- _WHAT TO DO_: Look through the material below for "степени". Copy every line that contains it.

- _DATA PROVIDED_:
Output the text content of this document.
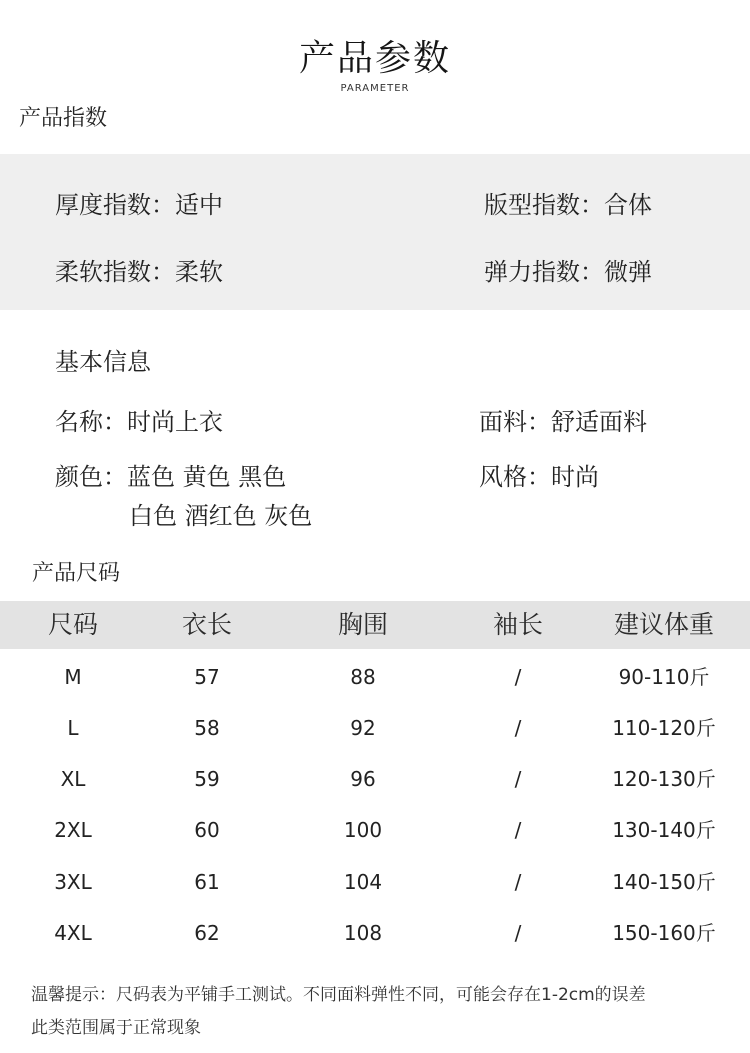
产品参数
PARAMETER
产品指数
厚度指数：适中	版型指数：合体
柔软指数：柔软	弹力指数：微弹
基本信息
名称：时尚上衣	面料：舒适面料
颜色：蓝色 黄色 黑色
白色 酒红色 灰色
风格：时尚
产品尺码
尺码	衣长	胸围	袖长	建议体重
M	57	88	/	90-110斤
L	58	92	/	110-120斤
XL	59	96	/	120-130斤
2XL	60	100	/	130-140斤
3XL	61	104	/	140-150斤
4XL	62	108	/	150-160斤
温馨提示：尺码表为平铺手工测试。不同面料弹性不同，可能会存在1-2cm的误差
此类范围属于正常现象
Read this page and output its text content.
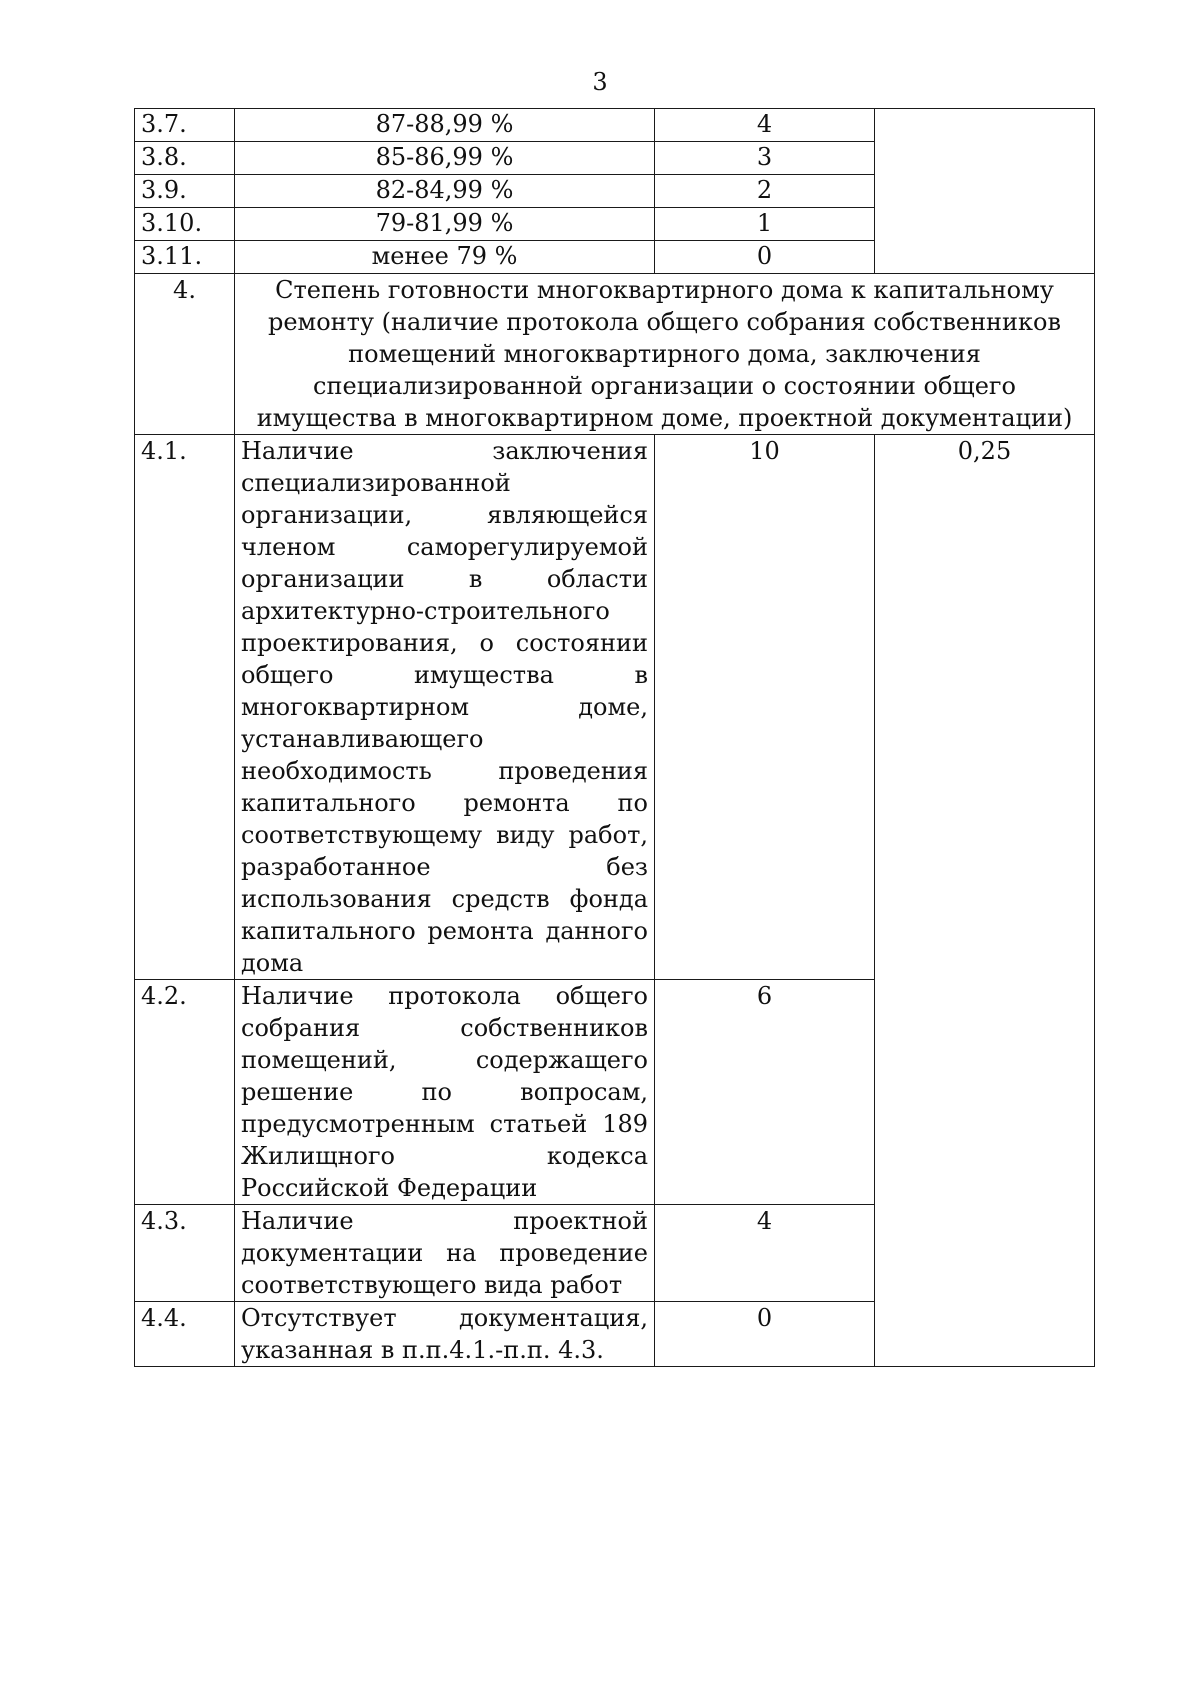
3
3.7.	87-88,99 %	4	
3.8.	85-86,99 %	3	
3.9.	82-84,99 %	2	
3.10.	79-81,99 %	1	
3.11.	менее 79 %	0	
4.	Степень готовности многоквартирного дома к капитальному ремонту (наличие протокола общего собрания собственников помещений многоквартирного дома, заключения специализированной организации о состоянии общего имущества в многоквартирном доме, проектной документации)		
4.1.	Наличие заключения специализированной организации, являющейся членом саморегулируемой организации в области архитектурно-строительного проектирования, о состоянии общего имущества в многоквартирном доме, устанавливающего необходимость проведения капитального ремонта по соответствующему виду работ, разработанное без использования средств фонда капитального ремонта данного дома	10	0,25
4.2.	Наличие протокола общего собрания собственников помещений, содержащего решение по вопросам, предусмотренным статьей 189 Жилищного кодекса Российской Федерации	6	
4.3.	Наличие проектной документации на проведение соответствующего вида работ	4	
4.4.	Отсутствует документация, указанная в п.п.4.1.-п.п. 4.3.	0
* * *
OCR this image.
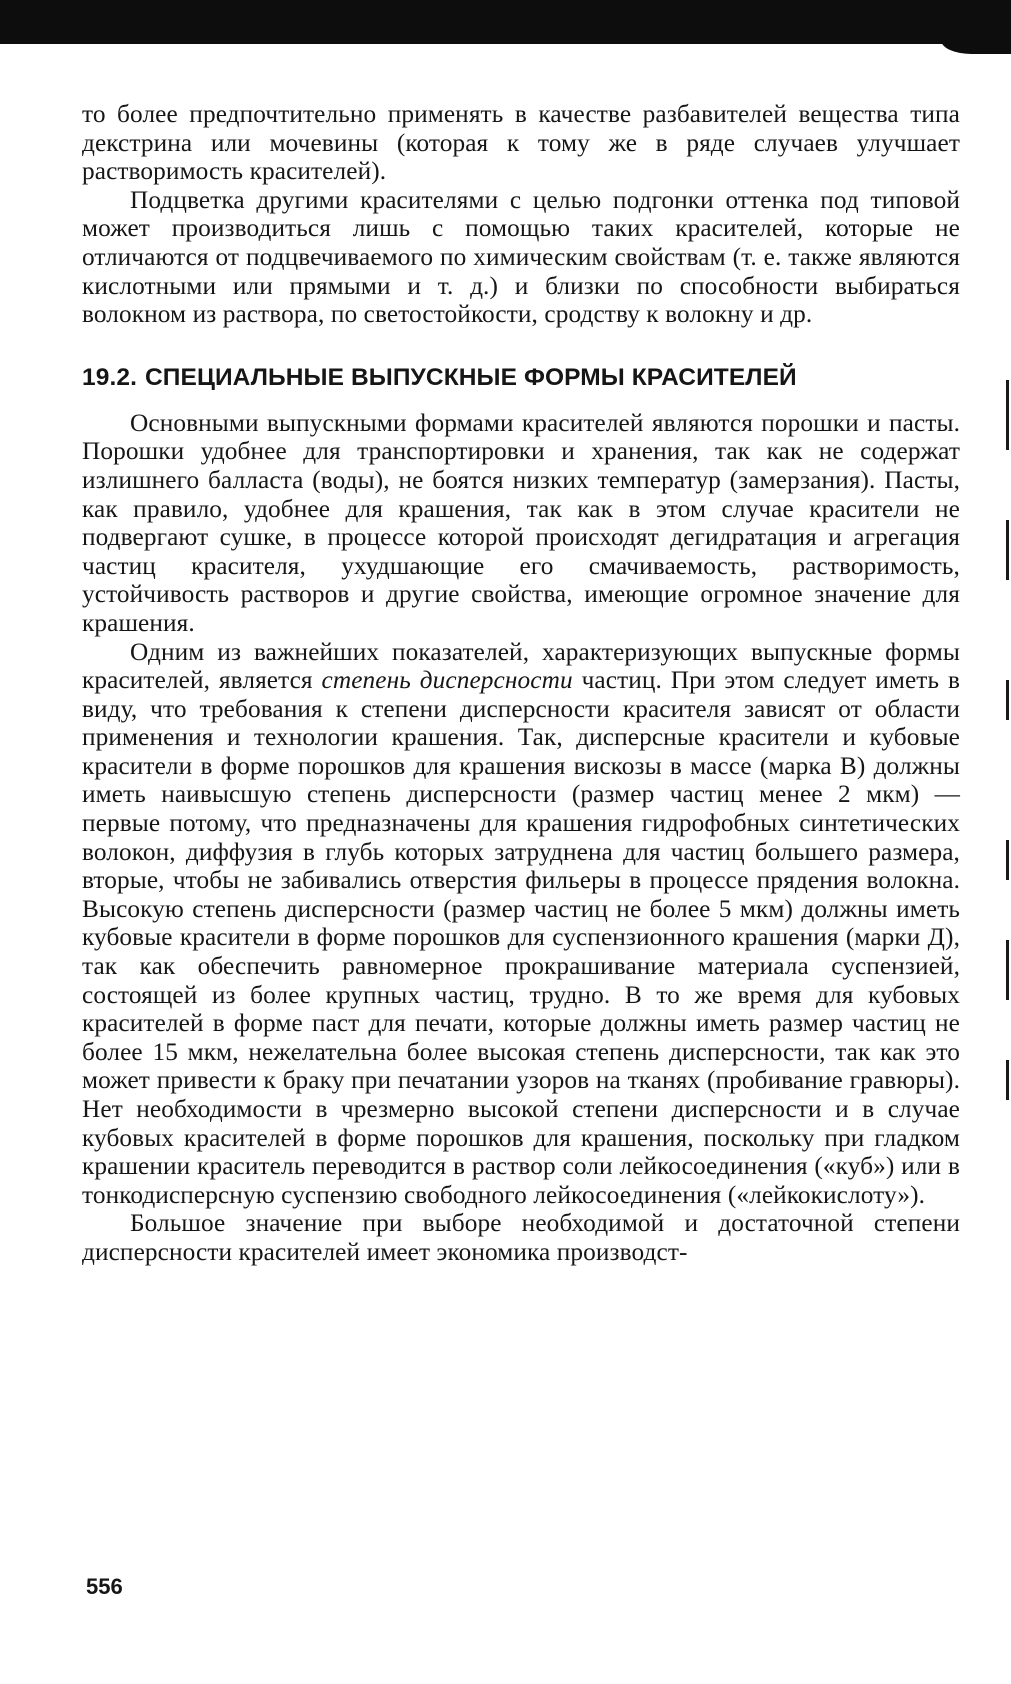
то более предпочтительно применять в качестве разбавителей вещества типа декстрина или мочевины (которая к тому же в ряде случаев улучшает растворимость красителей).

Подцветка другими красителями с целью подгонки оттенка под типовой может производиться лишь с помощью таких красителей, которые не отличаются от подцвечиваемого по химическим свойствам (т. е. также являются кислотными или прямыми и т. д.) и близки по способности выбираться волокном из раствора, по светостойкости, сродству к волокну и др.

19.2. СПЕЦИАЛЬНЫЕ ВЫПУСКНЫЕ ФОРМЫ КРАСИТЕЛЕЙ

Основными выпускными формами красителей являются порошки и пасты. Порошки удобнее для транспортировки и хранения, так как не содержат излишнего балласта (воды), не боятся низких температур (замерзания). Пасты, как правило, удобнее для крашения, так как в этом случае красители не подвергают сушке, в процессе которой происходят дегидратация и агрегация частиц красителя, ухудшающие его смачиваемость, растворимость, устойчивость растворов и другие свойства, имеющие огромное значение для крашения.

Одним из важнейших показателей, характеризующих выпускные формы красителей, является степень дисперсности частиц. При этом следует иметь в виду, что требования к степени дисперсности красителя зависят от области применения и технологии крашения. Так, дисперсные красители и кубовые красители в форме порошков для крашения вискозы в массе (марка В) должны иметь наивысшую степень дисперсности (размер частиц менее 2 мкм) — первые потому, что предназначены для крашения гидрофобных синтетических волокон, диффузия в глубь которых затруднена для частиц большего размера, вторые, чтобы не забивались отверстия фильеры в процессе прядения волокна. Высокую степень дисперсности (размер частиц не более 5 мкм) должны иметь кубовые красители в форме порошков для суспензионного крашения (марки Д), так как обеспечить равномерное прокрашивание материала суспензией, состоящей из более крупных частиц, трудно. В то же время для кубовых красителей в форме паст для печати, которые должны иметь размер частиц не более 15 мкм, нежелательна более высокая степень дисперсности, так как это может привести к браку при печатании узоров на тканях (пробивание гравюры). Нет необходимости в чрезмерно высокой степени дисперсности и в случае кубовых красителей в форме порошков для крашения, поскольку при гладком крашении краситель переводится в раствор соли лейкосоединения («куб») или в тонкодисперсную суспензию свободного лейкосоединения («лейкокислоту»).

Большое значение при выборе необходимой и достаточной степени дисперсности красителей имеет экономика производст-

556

- _TASK RESULT_:
Одним из важнейших показателей, характеризующих выпускные формы красителей, является степень дисперсности частиц. При этом следует иметь в виду, что требования к степени дисперсности красителя зависят от области применения и технологии крашения. Так, дисперсные красители и кубовые красители в форме порошков для крашения вискозы в массе (марка В) должны иметь наивысшую степень дисперсности (размер частиц менее 2 мкм) — первые потому, что предназначены для крашения гидрофобных синтетических волокон, диффузия в глубь которых затруднена для частиц большего размера, вторые, чтобы не забивались отверстия фильеры в процессе прядения волокна. Высокую степень дисперсности (размер частиц не более 5 мкм) должны иметь кубовые красители в форме порошков для суспензионного крашения (марки Д), так как обеспечить равномерное прокрашивание материала суспензией, состоящей из более крупных частиц, трудно. В то же время для кубовых красителей в форме паст для печати, которые должны иметь размер частиц не более 15 мкм, нежелательна более высокая степень дисперсности, так как это может привести к браку при печатании узоров на тканях (пробивание гравюры). Нет необходимости в чрезмерно высокой степени дисперсности и в случае кубовых красителей в форме порошков для крашения, поскольку при гладком крашении краситель переводится в раствор соли лейкосоединения («куб») или в тонкодисперсную суспензию свободного лейкосоединения («лейкокислоту»).
Большое значение при выборе необходимой и достаточной степени дисперсности красителей имеет экономика производст-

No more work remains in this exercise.